EXERCISE REQUIREMENTS
Find the lines containing the word "data" and copy every one of them.
--- START OF RECORDS ---
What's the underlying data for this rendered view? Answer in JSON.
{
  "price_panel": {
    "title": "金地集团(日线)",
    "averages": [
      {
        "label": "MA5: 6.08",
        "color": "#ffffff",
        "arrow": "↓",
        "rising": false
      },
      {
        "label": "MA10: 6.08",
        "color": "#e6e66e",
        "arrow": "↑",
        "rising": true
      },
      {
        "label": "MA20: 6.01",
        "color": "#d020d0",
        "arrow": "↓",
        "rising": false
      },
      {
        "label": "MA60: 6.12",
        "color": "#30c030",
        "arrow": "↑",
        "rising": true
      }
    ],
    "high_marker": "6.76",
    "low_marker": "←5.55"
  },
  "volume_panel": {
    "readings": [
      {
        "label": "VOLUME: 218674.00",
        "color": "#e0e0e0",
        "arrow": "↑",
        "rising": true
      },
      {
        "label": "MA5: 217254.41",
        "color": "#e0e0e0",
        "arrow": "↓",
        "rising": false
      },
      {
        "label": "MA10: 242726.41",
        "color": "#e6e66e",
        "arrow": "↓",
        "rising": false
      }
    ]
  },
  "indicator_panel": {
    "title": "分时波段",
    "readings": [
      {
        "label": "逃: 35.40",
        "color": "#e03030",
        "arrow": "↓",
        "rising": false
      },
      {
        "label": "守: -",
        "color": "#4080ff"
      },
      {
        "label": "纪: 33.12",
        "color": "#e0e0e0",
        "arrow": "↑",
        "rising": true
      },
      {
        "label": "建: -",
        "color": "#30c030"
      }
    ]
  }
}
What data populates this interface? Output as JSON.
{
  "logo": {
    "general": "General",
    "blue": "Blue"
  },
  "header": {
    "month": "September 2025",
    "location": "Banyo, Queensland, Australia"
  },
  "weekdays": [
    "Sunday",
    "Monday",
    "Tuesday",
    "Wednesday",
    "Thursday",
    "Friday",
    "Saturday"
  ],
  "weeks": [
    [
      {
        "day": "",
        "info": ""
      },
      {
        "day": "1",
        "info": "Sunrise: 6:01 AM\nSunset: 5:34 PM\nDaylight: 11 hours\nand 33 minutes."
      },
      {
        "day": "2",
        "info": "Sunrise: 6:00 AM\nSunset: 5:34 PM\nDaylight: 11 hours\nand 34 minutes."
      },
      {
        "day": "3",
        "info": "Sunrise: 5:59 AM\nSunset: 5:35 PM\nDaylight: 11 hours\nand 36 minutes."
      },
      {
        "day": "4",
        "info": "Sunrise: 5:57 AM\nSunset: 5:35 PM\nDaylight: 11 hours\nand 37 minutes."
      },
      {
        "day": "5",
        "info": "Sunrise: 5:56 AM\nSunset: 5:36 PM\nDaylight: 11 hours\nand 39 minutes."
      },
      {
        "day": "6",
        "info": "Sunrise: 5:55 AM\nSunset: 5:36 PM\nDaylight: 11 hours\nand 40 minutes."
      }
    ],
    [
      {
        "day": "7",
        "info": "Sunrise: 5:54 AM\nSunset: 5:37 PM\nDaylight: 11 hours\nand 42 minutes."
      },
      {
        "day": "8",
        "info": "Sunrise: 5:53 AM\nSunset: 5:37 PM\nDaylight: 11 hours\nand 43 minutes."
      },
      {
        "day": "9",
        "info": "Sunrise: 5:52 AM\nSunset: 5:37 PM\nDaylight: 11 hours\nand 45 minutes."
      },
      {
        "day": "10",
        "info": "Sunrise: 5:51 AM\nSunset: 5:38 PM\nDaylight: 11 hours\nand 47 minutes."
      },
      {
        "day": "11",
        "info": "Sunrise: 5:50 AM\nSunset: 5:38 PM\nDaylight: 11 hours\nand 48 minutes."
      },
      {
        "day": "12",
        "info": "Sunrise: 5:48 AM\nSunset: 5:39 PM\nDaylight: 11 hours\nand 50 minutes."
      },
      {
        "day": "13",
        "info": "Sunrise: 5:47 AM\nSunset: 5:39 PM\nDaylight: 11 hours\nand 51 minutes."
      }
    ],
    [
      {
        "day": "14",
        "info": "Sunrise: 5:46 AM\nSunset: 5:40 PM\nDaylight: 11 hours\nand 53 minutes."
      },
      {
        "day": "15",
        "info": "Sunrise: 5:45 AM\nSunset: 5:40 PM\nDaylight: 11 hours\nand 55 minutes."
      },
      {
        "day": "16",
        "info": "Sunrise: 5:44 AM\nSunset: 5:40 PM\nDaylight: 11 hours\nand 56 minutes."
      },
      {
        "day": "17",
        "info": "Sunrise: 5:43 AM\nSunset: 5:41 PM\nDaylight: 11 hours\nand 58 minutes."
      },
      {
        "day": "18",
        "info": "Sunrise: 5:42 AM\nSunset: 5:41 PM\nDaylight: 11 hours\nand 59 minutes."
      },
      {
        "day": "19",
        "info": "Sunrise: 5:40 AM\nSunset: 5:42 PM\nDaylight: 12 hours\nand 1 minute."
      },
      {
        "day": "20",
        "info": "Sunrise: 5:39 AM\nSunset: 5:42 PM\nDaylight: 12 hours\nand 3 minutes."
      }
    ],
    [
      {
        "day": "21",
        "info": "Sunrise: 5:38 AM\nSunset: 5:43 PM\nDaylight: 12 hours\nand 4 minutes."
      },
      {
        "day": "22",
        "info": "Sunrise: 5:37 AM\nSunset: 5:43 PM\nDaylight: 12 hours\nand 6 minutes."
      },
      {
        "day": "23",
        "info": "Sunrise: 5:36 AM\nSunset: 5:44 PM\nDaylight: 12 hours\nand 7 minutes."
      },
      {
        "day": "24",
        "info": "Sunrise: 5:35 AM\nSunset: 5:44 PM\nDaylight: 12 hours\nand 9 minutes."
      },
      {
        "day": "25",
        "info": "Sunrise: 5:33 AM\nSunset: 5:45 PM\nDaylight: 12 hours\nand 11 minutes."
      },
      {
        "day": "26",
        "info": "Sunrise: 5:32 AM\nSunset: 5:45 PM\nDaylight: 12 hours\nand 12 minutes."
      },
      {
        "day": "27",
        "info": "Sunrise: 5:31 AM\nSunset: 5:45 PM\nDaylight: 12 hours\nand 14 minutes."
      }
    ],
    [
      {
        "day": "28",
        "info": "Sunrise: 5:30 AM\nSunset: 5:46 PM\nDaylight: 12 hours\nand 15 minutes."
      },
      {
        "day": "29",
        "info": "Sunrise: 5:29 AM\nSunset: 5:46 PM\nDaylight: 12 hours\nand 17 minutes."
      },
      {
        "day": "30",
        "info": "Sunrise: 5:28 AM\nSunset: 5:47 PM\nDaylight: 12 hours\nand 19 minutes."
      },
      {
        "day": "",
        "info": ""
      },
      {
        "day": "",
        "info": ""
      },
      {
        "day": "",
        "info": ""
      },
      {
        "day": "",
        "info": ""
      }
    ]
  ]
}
--- END OF RECORDS ---
EXERCISE RESPONSE
What's the underlying data for this rendered view? Answer in JSON.
What data populates this interface? Output as JSON.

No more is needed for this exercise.